From the entries below, count the lines with "former". Write only the count.

=====

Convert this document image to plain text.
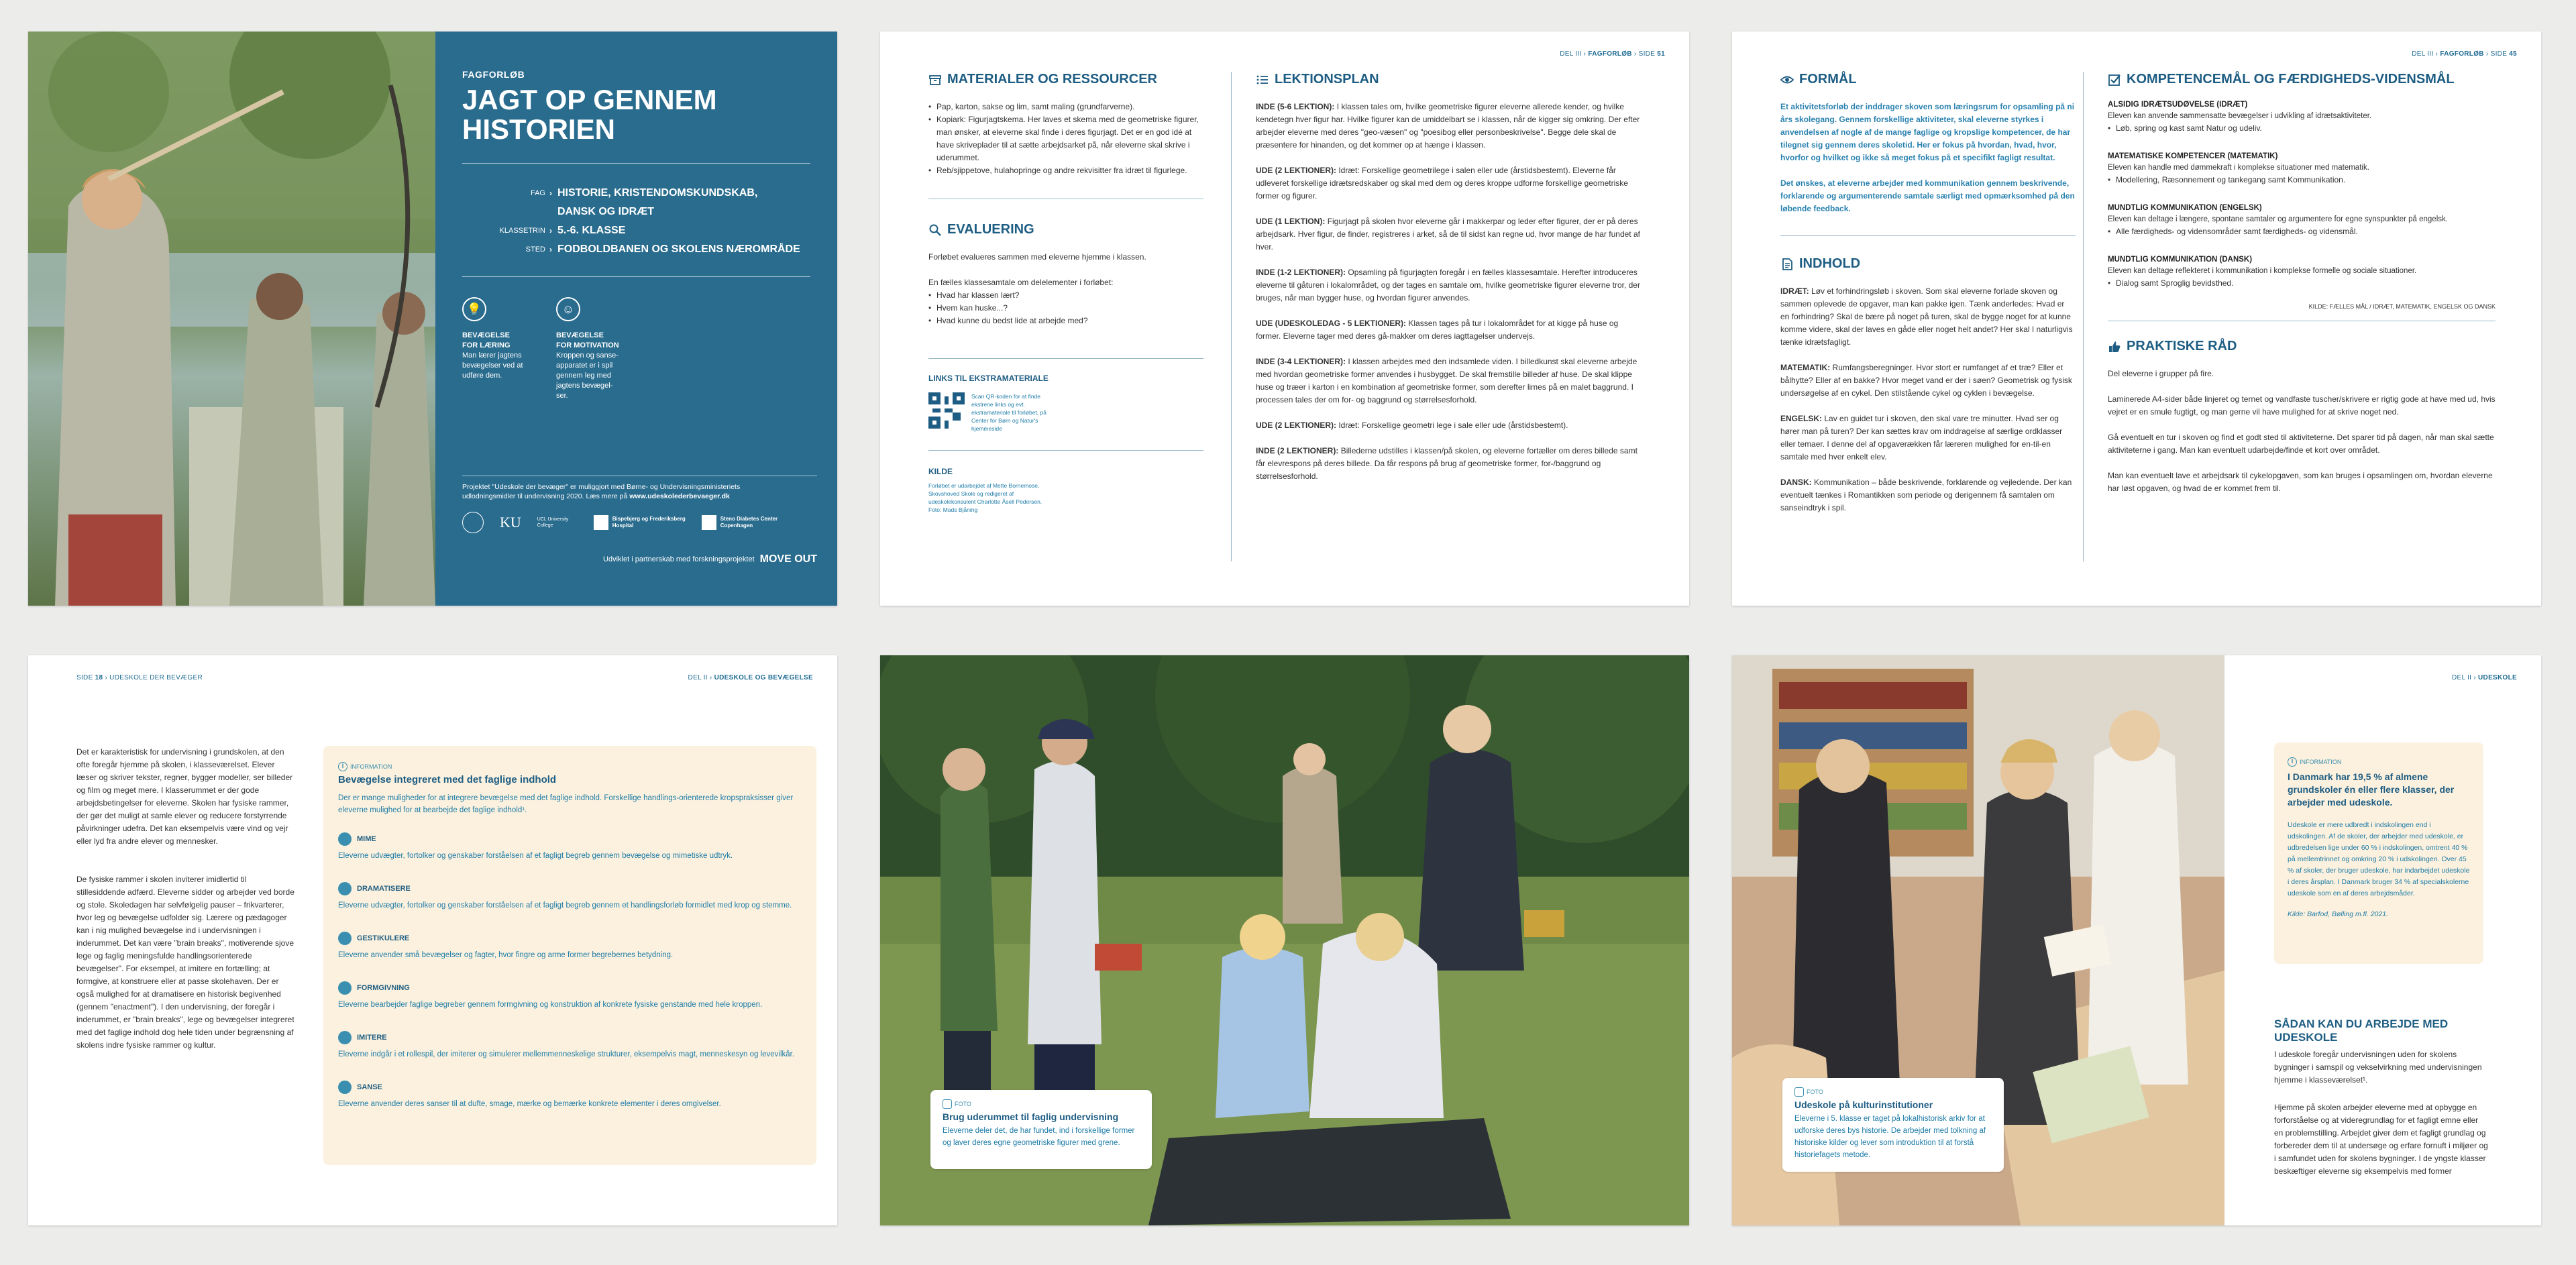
FAGFORLØB
JAGT OP GENNEM
HISTORIEN
FAG › HISTORIE, KRISTENDOMSKUNDSKAB,
DANSK OG IDRÆT
KLASSETRIN › 5.-6. KLASSE
STED › FODBOLDBANEN OG SKOLENS NÆROMRÅDE
💡
BEVÆGELSE
FOR LÆRING
Man lærer jagtens
bevægelser ved at
udføre dem.
☺
BEVÆGELSE
FOR MOTIVATION
Kroppen og sanse-
apparatet er i spil
gennem leg med
jagtens bevægel-
ser.
Projektet "Udeskole der bevæger" er muliggjort med Børne- og Undervisningsministeriets
udlodningsmidler til undervisning 2020. Læs mere på www.udeskolederbevaeger.dk
KU	UCL University College
Bispebjerg og Frederiksberg
Hospital
Steno Diabetes Center
Copenhagen
Udviklet i partnerskab med forskningsprojektet MOVE OUT
DEL III › FAGFORLØB › SIDE 51
MATERIALER OG RESSOURCER
• Pap, karton, sakse og lim, samt maling (grundfarverne).
• Kopiark: Figurjagtskema. Her laves et skema med de geometriske figurer, man ønsker, at eleverne skal finde i deres figurjagt. Det er en god idé at have skriveplader til at sætte arbejdsarket på, når eleverne skal skrive i uderummet.
• Reb/sjippetove, hulahopringe og andre rekvisitter fra idræt til figurlege.
EVALUERING

Forløbet evalueres sammen med eleverne hjemme i klassen.

En fælles klassesamtale om delelementer i forløbet:
• Hvad har klassen lært?
• Hvem kan huske...?
• Hvad kunne du bedst lide at arbejde med?
LINKS TIL EKSTRAMATERIALE
Scan QR-koden for at finde ekstrene links og evt. ekstramateriale til forløbet, på Center for Børn og Natur's hjemmeside
KILDE
Forløbet er udarbejdet af Mette Bornemose, Skovshoved Skole og redigeret af udeskolekonsulent Charlotte Åsell Pedersen. Foto: Mads Bjåning
LEKTIONSPLAN

INDE (5-6 LEKTION): I klassen tales om, hvilke geometriske figurer eleverne allerede kender, og hvilke kendetegn hver figur har. Hvilke figurer kan de umiddelbart se i klassen, når de kigger sig omkring. Der efter arbejder eleverne med deres "geo-væsen" og "poesibog eller personbeskrivelse". Begge dele skal de præsentere for hinanden, og det kommer op at hænge i klassen.

UDE (2 LEKTIONER): Idræt: Forskellige geometrilege i salen eller ude (årstidsbestemt). Eleverne får udleveret forskellige idrætsredskaber og skal med dem og deres kroppe udforme forskellige geometriske former og figurer.

UDE (1 LEKTION): Figurjagt på skolen hvor eleverne går i makkerpar og leder efter figurer, der er på deres arbejdsark. Hver figur, de finder, registreres i arket, så de til sidst kan regne ud, hvor mange de har fundet af hver.

INDE (1-2 LEKTIONER): Opsamling på figurjagten foregår i en fælles klassesamtale. Herefter introduceres eleverne til gåturen i lokalområdet, og der tages en samtale om, hvilke geometriske figurer eleverne tror, der bruges, når man bygger huse, og hvordan figurer anvendes.

UDE (UDESKOLEDAG - 5 LEKTIONER): Klassen tages på tur i lokalområdet for at kigge på huse og former. Eleverne tager med deres gå-makker om deres iagttagelser undervejs.

INDE (3-4 LEKTIONER): I klassen arbejdes med den indsamlede viden. I billedkunst skal eleverne arbejde med hvordan geometriske former anvendes i husbygget. De skal fremstille billeder af huse. De skal klippe huse og træer i karton i en kombination af geometriske former, som derefter limes på en malet baggrund. I processen tales der om for- og baggrund og størrelsesforhold.

UDE (2 LEKTIONER): Idræt: Forskellige geometri lege i sale eller ude (årstidsbestemt).

INDE (2 LEKTIONER): Billederne udstilles i klassen/på skolen, og eleverne fortæller om deres billede samt får elevrespons på deres billede. Da får respons på brug af geometriske former, for-/baggrund og størrelsesforhold.

DEL III › FAGFORLØB › SIDE 45
FORMÅL

Et aktivitetsforløb der inddrager skoven som læringsrum for opsamling på ni års skolegang. Gennem forskellige aktiviteter, skal eleverne styrkes i anvendelsen af nogle af de mange faglige og kropslige kompetencer, de har tilegnet sig gennem deres skoletid. Her er fokus på hvordan, hvad, hvor, hvorfor og hvilket og ikke så meget fokus på et specifikt fagligt resultat.

Det ønskes, at eleverne arbejder med kommunikation gennem beskrivende, forklarende og argumenterende samtale særligt med opmærksomhed på den løbende feedback.

INDHOLD

IDRÆT: Løv et forhindringsløb i skoven. Som skal eleverne forlade skoven og sammen oplevede de opgaver, man kan pakke igen. Tænk anderledes: Hvad er en forhindring? Skal de bære på noget på turen, skal de bygge noget for at kunne komme videre, skal der laves en gåde eller noget helt andet? Her skal I naturligvis tænke idrætsfagligt.

MATEMATIK: Rumfangsberegninger. Hvor stort er rumfanget af et træ? Eller et bålhytte? Eller af en bakke? Hvor meget vand er der i søen? Geometrisk og fysisk undersøgelse af en cykel. Den stilstående cykel og cyklen i bevægelse.

ENGELSK: Lav en guidet tur i skoven, den skal vare tre minutter. Hvad ser og hører man på turen? Der kan sættes krav om inddragelse af særlige ordklasser eller temaer. I denne del af opgaverækken får læreren mulighed for en-til-en samtale med hver enkelt elev.

DANSK: Kommunikation – både beskrivende, forklarende og vejledende. Der kan eventuelt tænkes i Romantikken som periode og derigennem få samtalen om sanseindtryk i spil.

KOMPETENCEMÅL OG FÆRDIGHEDS-VIDENSMÅL
ALSIDIG IDRÆTSUDØVELSE (IDRÆT)

Eleven kan anvende sammensatte bevægelser i udvikling af idrætsaktiviteter.

• Løb, spring og kast samt Natur og udeliv.
MATEMATISKE KOMPETENCER (MATEMATIK)

Eleven kan handle med dømmekraft i komplekse situationer med matematik.

• Modellering, Ræsonnement og tankegang samt Kommunikation.
MUNDTLIG KOMMUNIKATION (ENGELSK)

Eleven kan deltage i længere, spontane samtaler og argumentere for egne synspunkter på engelsk.

• Alle færdigheds- og vidensområder samt færdigheds- og vidensmål.
MUNDTLIG KOMMUNIKATION (DANSK)

Eleven kan deltage reflekteret i kommunikation i komplekse formelle og sociale situationer.

• Dialog samt Sproglig bevidsthed.
KILDE: FÆLLES MÅL / IDRÆT, MATEMATIK, ENGELSK OG DANSK
PRAKTISKE RÅD

Del eleverne i grupper på fire.

Laminerede A4-sider både linjeret og ternet og vandfaste tuscher/skrivere er rigtig gode at have med ud, hvis vejret er en smule fugtigt, og man gerne vil have mulighed for at skrive noget ned.

Gå eventuelt en tur i skoven og find et godt sted til aktiviteterne. Det sparer tid på dagen, når man skal sætte aktiviteterne i gang. Man kan eventuelt udarbejde/finde et kort over området.

Man kan eventuelt lave et arbejdsark til cykelopgaven, som kan bruges i opsamlingen om, hvordan eleverne har løst opgaven, og hvad de er kommet frem til.

SIDE 18 › UDESKOLE DER BEVÆGER	DEL II › UDESKOLE OG BEVÆGELSE

Det er karakteristisk for undervisning i grundskolen, at den ofte foregår hjemme på skolen, i klasseværelset. Elever læser og skriver tekster, regner, bygger modeller, ser billeder og film og meget mere. I klasserummet er der gode arbejdsbetingelser for eleverne. Skolen har fysiske rammer, der gør det muligt at samle elever og reducere forstyrrende påvirkninger udefra. Det kan eksempelvis være vind og vejr eller lyd fra andre elever og mennesker.

De fysiske rammer i skolen inviterer imidlertid til stillesiddende adfærd. Eleverne sidder og arbejder ved borde og stole. Skoledagen har selvfølgelig pauser – frikvarterer, hvor leg og bevægelse udfolder sig. Lærere og pædagoger kan i nig mulighed bevægelse ind i undervisningen i inderummet. Det kan være "brain breaks", motiverende sjove lege og faglig meningsfulde handlingsorienterede bevægelser". For eksempel, at imitere en fortælling; at formgive, at konstruere eller at passe skolehaven. Der er også mulighed for at dramatisere en historisk begivenhed (gennem "enactment"). I den undervisning, der foregår i inderummet, er "brain breaks", lege og bevægelser integreret med det faglige indhold dog hele tiden under begrænsning af skolens indre fysiske rammer og kultur.

I	INFORMATION
Bevægelse integreret med det faglige indhold
Der er mange muligheder for at integrere bevægelse med det faglige indhold. Forskellige handlings-orienterede kropspraksisser giver eleverne mulighed for at bearbejde det faglige indhold¹.
MIME

Eleverne udvægter, fortolker og genskaber forståelsen af et fagligt begreb gennem bevægelse og mimetiske udtryk.

DRAMATISERE

Eleverne udvægter, fortolker og genskaber forståelsen af et fagligt begreb gennem et handlingsforløb formidlet med krop og stemme.

GESTIKULERE

Eleverne anvender små bevægelser og fagter, hvor fingre og arme former begrebernes betydning.

FORMGIVNING

Eleverne bearbejder faglige begreber gennem formgivning og konstruktion af konkrete fysiske genstande med hele kroppen.

IMITERE

Eleverne indgår i et rollespil, der imiterer og simulerer mellemmenneskelige strukturer, eksempelvis magt, menneskesyn og levevilkår.

SANSE

Eleverne anvender deres sanser til at dufte, smage, mærke og bemærke konkrete elementer i deres omgivelser.	FOTO
Brug uderummet til faglig undervisning
Eleverne deler det, de har fundet, ind i forskellige former og laver deres egne geometriske figurer med grene.
DEL II › UDESKOLE
FOTO
Udeskole på kulturinstitutioner
Eleverne i 5. klasse er taget på lokalhistorisk arkiv for at udforske deres bys historie. De arbejder med tolkning af historiske kilder og lever som introduktion til at forstå historiefagets metode.
I	INFORMATION
I Danmark har 19,5 % af almene grundskoler én eller flere klasser, der arbejder med udeskole.
Udeskole er mere udbredt i indskolingen end i udskolingen. Af de skoler, der arbejder med udeskole, er udbredelsen lige under 60 % i indskolingen, omtrent 40 % på mellemtrinnet og omkring 20 % i udskolingen. Over 45 % af skoler, der bruger udeskole, har indarbejdet udeskole i deres årsplan. I Danmark bruger 34 % af specialskolerne udeskole som en af deres arbejdsmåder.
Kilde: Barfod, Bølling m.fl. 2021.
SÅDAN KAN DU ARBEJDE MED
UDESKOLE

I udeskole foregår undervisningen uden for skolens bygninger i samspil og vekselvirkning med undervisningen hjemme i klasseværelset¹.

Hjemme på skolen arbejder eleverne med at opbygge en forforståelse og at videregrundlag for et fagligt emne eller en problemstilling. Arbejdet giver dem et fagligt grundlag og forbereder dem til at undersøge og erfare fornuft i miljøer og i samfundet uden for skolens bygninger. I de yngste klasser beskæftiger eleverne sig eksempelvis med former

=====

§ Task solution:
7